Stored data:
▬▬▬▬▬▬▬▬▬▬
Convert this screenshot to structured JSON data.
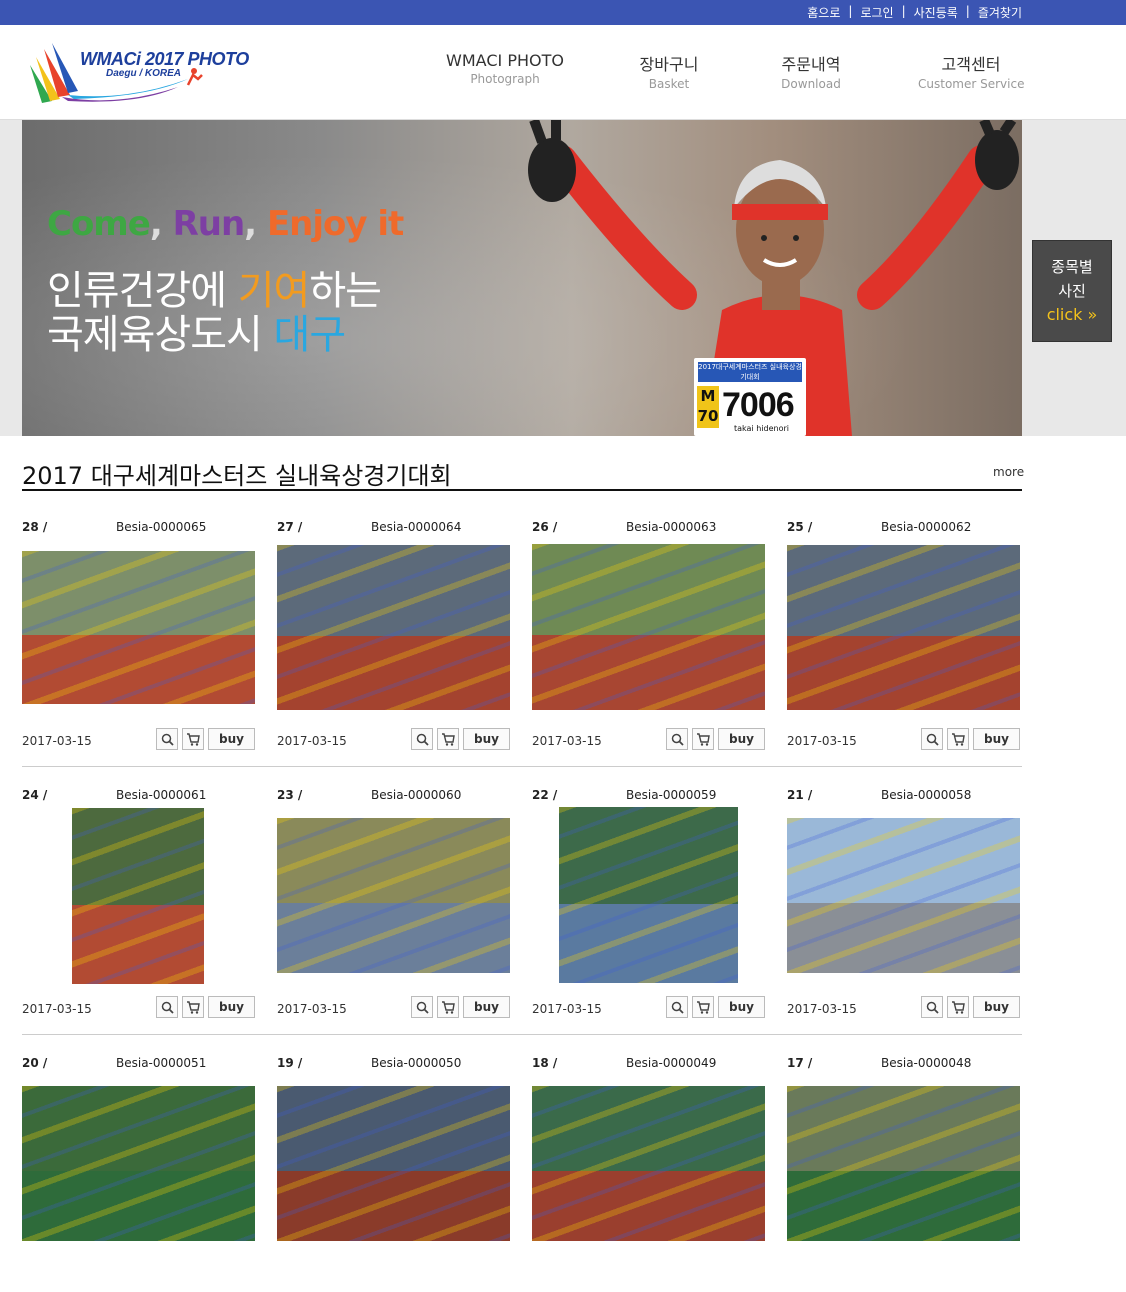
{
  "topbar": {
    "links": [
      "홈으로",
      "로그인",
      "사진등록",
      "즐겨찾기"
    ]
  },
  "logo": {
    "title": "WMACi 2017 PHOTO",
    "subtitle": "Daegu / KOREA"
  },
  "nav": [
    {
      "main": "WMACI PHOTO",
      "sub": "Photograph"
    },
    {
      "main": "장바구니",
      "sub": "Basket"
    },
    {
      "main": "주문내역",
      "sub": "Download"
    },
    {
      "main": "고객센터",
      "sub": "Customer Service"
    }
  ],
  "banner": {
    "slogan": {
      "w1": "Come",
      "w2": "Run",
      "w3": "Enjoy it"
    },
    "line1": {
      "a": "인류건강에 ",
      "b": "기여",
      "c": "하는"
    },
    "line2": {
      "a": "국제육상도시 ",
      "b": "대구"
    },
    "bib": {
      "event": "2017대구세계마스터즈 실내육상경기대회",
      "category": "M 70",
      "number": "7006",
      "name": "takai hidenori"
    }
  },
  "side_button": {
    "line1": "종목별",
    "line2": "사진",
    "click": "click »"
  },
  "section": {
    "title": "2017 대구세계마스터즈 실내육상경기대회",
    "more": "more"
  },
  "cards": [
    {
      "num": "28  /",
      "code": "Besia-0000065",
      "date": "2017-03-15",
      "buy": "buy"
    },
    {
      "num": "27  /",
      "code": "Besia-0000064",
      "date": "2017-03-15",
      "buy": "buy"
    },
    {
      "num": "26  /",
      "code": "Besia-0000063",
      "date": "2017-03-15",
      "buy": "buy"
    },
    {
      "num": "25  /",
      "code": "Besia-0000062",
      "date": "2017-03-15",
      "buy": "buy"
    },
    {
      "num": "24  /",
      "code": "Besia-0000061",
      "date": "2017-03-15",
      "buy": "buy"
    },
    {
      "num": "23  /",
      "code": "Besia-0000060",
      "date": "2017-03-15",
      "buy": "buy"
    },
    {
      "num": "22  /",
      "code": "Besia-0000059",
      "date": "2017-03-15",
      "buy": "buy"
    },
    {
      "num": "21  /",
      "code": "Besia-0000058",
      "date": "2017-03-15",
      "buy": "buy"
    },
    {
      "num": "20  /",
      "code": "Besia-0000051"
    },
    {
      "num": "19  /",
      "code": "Besia-0000050"
    },
    {
      "num": "18  /",
      "code": "Besia-0000049"
    },
    {
      "num": "17  /",
      "code": "Besia-0000048"
    }
  ],
  "colors": {
    "topbar": "#3b55b3",
    "accent_orange": "#f29b1f",
    "accent_blue": "#2aa7e0"
  },
  "icons": [
    "magnifier-icon",
    "cart-icon"
  ]
}
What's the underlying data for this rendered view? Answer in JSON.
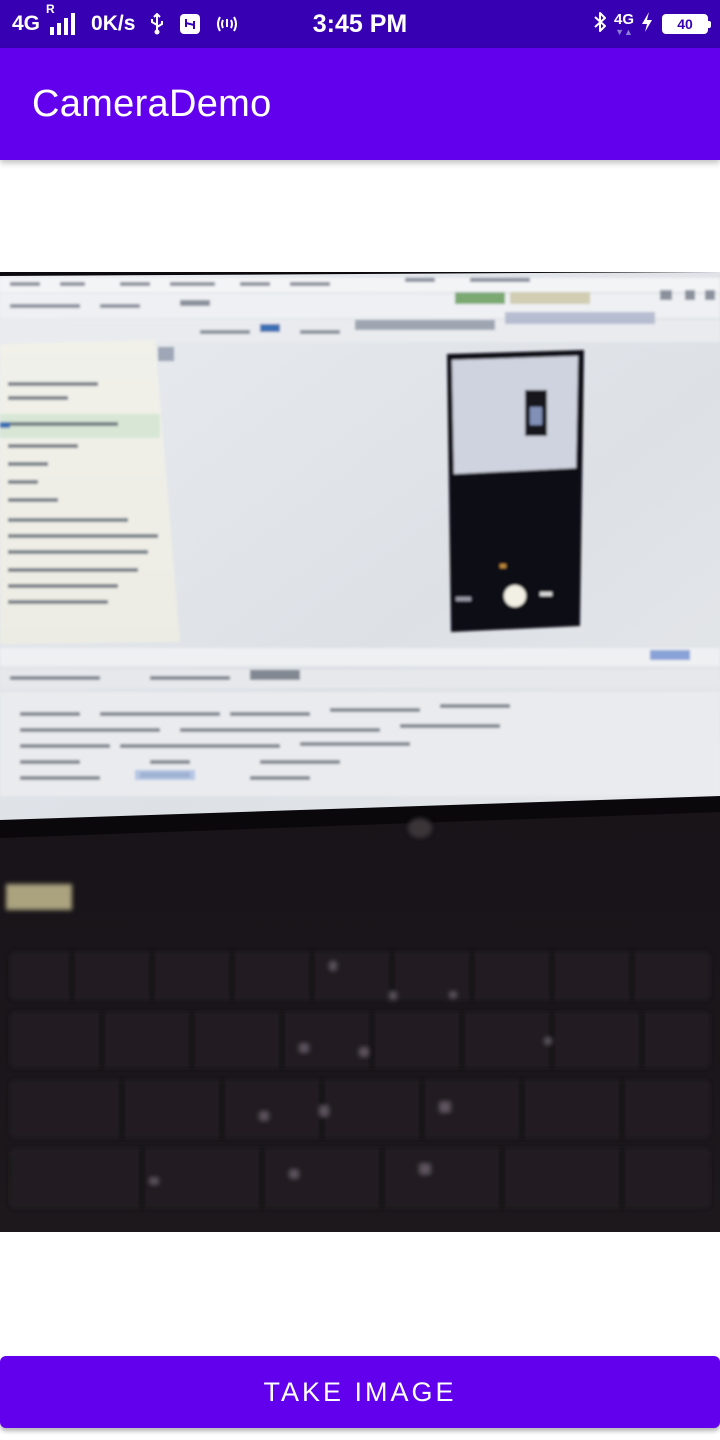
{
  "status_bar": {
    "network_type": "4G",
    "roaming_indicator": "R",
    "data_speed": "0K/s",
    "time": "3:45 PM",
    "network_type_right": "4G",
    "battery_level": "40",
    "icons": [
      "signal-bars-icon",
      "usb-icon",
      "usb-debug-icon",
      "hotspot-icon",
      "bluetooth-icon",
      "data-arrows-icon",
      "charging-bolt-icon",
      "battery-icon"
    ]
  },
  "app_bar": {
    "title": "CameraDemo"
  },
  "image_preview": {
    "description_icon": "photo-preview"
  },
  "actions": {
    "take_image_label": "TAKE IMAGE"
  },
  "colors": {
    "status_bar": "#3700B3",
    "primary": "#6200EE",
    "background": "#FFFFFF",
    "on_primary": "#FFFFFF"
  }
}
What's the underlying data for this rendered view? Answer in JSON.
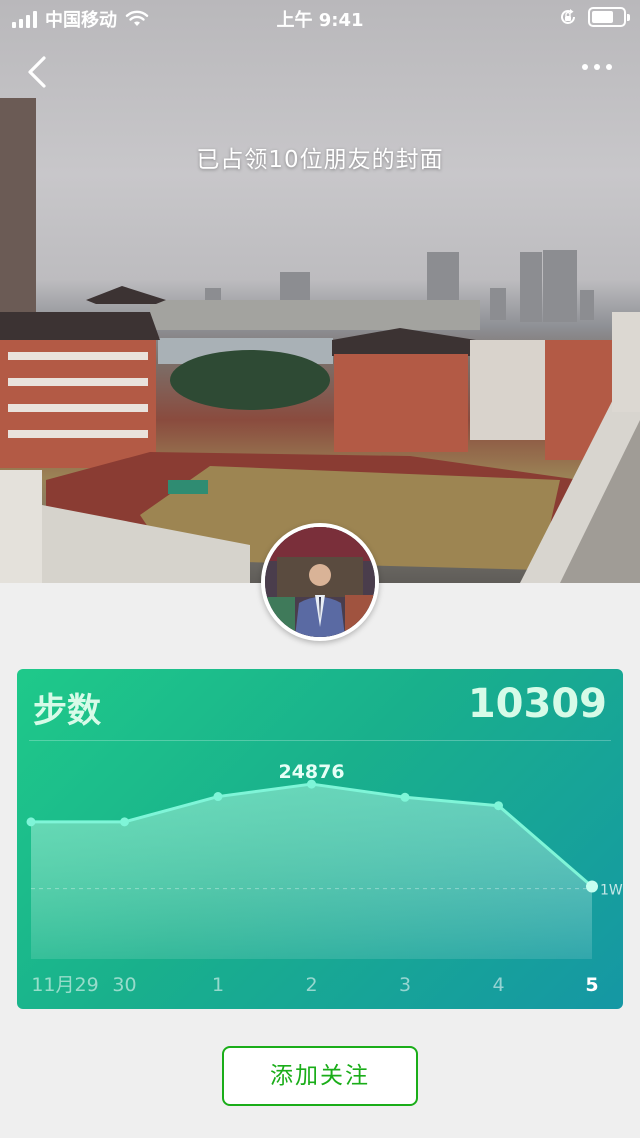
{
  "status_bar": {
    "carrier": "中国移动",
    "time": "上午 9:41",
    "battery_level": 0.7,
    "icons": [
      "signal-icon",
      "wifi-icon",
      "rotation-lock-icon",
      "battery-icon"
    ]
  },
  "nav": {
    "back_icon": "chevron-left-icon",
    "more_icon": "more-dots-icon"
  },
  "cover": {
    "caption": "已占领10位朋友的封面"
  },
  "card": {
    "title": "步数",
    "total": "10309"
  },
  "chart_data": {
    "type": "area",
    "categories": [
      "11月29",
      "30",
      "1",
      "2",
      "3",
      "4",
      "5"
    ],
    "values": [
      19500,
      19500,
      23100,
      24876,
      23000,
      21800,
      10309
    ],
    "peak_label": "24876",
    "reference_line": {
      "value": 10000,
      "label": "1W"
    },
    "ylim": [
      0,
      31000
    ],
    "highlighted_category": "5",
    "colors": {
      "line": "#7ff5d8",
      "fill_top": "#9ff3dc",
      "fill_bottom": "#2aa8a5"
    }
  },
  "actions": {
    "follow_label": "添加关注"
  },
  "colors": {
    "card_gradient_start": "#1fc98a",
    "card_gradient_end": "#1597a4",
    "accent_green": "#1aad19"
  }
}
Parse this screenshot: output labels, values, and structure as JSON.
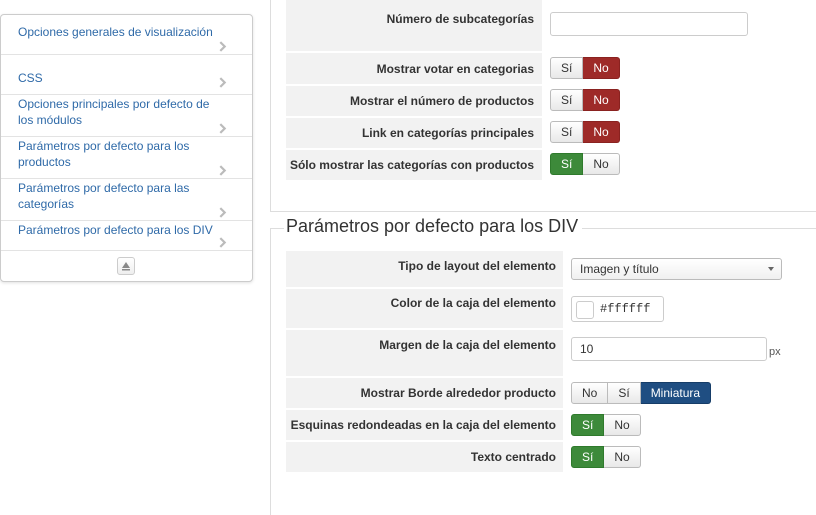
{
  "sidebar": {
    "items": [
      {
        "label": "Opciones generales de visualización"
      },
      {
        "label": "CSS"
      },
      {
        "label": "Opciones principales por defecto de los módulos"
      },
      {
        "label": "Parámetros por defecto para los productos"
      },
      {
        "label": "Parámetros por defecto para las categorías"
      },
      {
        "label": "Parámetros por defecto para los DIV"
      }
    ]
  },
  "categories_section": {
    "rows": [
      {
        "label": "Número de subcategorías",
        "type": "text",
        "value": ""
      },
      {
        "label": "Mostrar votar en categorias",
        "type": "toggle",
        "options": [
          "Sí",
          "No"
        ],
        "selected": "No"
      },
      {
        "label": "Mostrar el número de productos",
        "type": "toggle",
        "options": [
          "Sí",
          "No"
        ],
        "selected": "No"
      },
      {
        "label": "Link en categorías principales",
        "type": "toggle",
        "options": [
          "Sí",
          "No"
        ],
        "selected": "No"
      },
      {
        "label": "Sólo mostrar las categorías con productos",
        "type": "toggle",
        "options": [
          "Sí",
          "No"
        ],
        "selected": "Sí"
      }
    ]
  },
  "div_section": {
    "title": "Parámetros por defecto para los DIV",
    "rows": [
      {
        "label": "Tipo de layout del elemento",
        "type": "select",
        "value": "Imagen y título"
      },
      {
        "label": "Color de la caja del elemento",
        "type": "color",
        "value": "#ffffff"
      },
      {
        "label": "Margen de la caja del elemento",
        "type": "text",
        "value": "10",
        "unit": "px"
      },
      {
        "label": "Mostrar Borde alrededor producto",
        "type": "toggle",
        "options": [
          "No",
          "Sí",
          "Miniatura"
        ],
        "selected": "Miniatura"
      },
      {
        "label": "Esquinas redondeadas en la caja del elemento",
        "type": "toggle",
        "options": [
          "Sí",
          "No"
        ],
        "selected": "Sí"
      },
      {
        "label": "Texto centrado",
        "type": "toggle",
        "options": [
          "Sí",
          "No"
        ],
        "selected": "Sí"
      }
    ]
  },
  "colors": {
    "link": "#2f6aa8",
    "no_active": "#9e2a28",
    "yes_active": "#3d8a3a",
    "thumbnail_active": "#1f4e82",
    "row_bg": "#f2f2f2"
  }
}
▬▬▬▬▬▬▬▬▬▬
Work instructions
Copy all lines from the material that contain "this".

Problem solution
Convert this screenshot to structured JSON data.
What's the underlying data for this rendered view? Answer in JSON.
What's the underlying data for this rendered view? Answer in JSON.
Parse this screenshot: output labels, values, and structure as JSON.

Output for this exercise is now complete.